■ **WHAT IS BEING ASKED**: Take every line from the listing below that contains "affect".

■ **SUPPLIED MATERIAL**:
......
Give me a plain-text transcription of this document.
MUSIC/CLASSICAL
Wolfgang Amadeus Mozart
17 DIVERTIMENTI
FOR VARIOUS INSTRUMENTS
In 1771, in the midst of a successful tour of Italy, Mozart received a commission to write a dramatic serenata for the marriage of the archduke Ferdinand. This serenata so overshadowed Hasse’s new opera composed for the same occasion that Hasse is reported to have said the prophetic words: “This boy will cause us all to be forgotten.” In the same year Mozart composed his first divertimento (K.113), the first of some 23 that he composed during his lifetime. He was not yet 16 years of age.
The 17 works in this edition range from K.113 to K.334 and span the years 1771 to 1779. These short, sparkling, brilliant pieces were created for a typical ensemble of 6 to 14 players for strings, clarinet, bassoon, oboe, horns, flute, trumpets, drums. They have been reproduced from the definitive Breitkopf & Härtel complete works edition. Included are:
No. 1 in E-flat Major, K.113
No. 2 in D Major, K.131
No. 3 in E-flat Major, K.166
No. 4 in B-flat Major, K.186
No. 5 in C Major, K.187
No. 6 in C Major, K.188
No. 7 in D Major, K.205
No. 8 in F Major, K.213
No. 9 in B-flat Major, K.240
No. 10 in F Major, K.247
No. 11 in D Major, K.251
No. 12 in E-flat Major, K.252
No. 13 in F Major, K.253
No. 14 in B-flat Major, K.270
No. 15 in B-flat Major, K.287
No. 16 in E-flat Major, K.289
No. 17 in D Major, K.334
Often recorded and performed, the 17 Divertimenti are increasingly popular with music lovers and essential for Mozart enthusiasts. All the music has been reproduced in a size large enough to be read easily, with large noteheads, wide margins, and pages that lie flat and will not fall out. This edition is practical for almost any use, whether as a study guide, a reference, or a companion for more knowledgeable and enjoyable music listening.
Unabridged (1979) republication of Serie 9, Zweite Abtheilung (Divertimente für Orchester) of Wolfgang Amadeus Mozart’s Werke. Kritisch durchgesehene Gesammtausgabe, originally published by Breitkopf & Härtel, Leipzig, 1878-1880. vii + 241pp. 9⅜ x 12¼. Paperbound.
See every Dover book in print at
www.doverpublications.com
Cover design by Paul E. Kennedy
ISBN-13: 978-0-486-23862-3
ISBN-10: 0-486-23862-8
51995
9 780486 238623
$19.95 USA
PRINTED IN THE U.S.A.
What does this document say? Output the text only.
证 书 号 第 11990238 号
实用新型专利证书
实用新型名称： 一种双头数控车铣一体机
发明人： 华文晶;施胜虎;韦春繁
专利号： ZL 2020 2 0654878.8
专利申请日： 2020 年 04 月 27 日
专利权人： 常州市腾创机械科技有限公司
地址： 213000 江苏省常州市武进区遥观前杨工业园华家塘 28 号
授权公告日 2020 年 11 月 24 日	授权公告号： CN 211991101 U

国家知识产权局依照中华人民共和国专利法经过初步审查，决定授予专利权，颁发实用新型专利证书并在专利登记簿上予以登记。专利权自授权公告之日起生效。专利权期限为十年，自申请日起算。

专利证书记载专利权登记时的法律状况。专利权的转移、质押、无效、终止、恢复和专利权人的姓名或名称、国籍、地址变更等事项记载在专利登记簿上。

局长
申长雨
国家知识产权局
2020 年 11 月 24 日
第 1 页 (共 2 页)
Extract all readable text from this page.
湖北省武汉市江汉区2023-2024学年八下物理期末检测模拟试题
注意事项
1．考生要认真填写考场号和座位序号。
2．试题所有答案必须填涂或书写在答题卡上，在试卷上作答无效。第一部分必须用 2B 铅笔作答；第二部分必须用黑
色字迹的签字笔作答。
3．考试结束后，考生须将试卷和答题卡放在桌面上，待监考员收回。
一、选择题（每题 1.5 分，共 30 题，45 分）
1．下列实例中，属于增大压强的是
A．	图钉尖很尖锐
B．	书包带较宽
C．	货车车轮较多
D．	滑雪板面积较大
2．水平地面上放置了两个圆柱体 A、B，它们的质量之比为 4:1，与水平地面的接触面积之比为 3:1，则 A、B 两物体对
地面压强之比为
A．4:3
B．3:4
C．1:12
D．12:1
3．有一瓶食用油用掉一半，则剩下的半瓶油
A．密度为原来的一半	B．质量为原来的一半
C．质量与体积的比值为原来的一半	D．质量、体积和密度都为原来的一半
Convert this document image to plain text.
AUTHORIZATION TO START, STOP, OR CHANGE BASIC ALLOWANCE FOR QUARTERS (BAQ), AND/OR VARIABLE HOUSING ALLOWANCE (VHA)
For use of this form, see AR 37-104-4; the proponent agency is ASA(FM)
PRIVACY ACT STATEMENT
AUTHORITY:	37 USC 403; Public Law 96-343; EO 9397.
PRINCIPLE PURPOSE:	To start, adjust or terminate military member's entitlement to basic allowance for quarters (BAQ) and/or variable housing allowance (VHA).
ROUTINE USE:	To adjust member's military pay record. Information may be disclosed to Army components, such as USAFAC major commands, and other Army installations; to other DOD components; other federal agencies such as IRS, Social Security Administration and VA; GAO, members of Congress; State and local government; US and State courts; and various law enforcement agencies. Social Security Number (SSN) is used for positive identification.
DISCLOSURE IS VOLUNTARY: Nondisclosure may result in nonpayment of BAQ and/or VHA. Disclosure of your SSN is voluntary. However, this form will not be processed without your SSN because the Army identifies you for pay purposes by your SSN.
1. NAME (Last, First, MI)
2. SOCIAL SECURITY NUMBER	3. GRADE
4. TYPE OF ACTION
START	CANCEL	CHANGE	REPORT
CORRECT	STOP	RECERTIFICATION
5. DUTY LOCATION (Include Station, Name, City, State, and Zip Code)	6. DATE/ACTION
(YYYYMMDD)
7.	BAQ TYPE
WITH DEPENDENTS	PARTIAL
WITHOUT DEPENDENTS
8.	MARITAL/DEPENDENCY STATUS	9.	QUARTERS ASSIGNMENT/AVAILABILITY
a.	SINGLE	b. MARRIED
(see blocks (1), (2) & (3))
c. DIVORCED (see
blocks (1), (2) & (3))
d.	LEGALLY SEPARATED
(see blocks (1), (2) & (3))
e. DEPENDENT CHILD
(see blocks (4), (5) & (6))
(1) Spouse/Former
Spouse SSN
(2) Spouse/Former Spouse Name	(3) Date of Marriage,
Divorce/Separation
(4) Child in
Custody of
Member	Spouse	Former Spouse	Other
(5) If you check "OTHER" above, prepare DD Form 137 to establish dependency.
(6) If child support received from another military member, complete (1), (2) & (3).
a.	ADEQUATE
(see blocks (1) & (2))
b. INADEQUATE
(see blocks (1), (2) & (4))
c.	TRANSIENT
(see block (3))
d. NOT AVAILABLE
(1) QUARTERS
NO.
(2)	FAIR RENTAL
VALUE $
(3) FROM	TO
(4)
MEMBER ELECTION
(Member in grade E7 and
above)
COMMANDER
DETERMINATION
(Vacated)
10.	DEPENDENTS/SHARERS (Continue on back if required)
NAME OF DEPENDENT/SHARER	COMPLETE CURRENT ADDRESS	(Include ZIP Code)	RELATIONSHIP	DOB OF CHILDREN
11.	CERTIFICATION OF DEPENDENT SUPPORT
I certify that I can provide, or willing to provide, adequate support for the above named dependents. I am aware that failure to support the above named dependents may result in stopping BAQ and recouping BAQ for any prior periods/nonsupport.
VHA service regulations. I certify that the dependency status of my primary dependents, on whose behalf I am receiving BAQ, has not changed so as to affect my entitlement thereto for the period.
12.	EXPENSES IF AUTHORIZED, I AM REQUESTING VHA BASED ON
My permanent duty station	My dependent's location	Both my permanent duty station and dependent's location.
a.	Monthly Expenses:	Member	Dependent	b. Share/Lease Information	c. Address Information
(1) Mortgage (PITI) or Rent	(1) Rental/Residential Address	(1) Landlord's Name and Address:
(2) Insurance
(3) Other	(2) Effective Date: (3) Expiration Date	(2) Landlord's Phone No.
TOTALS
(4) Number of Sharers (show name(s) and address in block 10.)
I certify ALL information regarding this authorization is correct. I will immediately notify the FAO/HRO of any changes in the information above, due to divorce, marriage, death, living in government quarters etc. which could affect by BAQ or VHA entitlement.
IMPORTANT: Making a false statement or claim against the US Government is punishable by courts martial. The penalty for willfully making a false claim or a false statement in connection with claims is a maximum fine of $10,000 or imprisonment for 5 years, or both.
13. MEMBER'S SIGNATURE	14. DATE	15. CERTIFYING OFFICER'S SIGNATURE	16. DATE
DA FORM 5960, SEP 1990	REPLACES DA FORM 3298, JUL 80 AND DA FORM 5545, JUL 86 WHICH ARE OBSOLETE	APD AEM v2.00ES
......
■ **ANSWER TO THE EXERCISE**:
VHA service regulations. I certify that the dependency status of my primary dependents, on whose behalf I am receiving BAQ, has not changed so as to affect my entitlement thereto for the period.
I certify ALL information regarding this authorization is correct. I will immediately notify the FAO/HRO of any changes in the information above, due to divorce, marriage, death, living in government quarters etc. which could affect by BAQ or VHA entitlement.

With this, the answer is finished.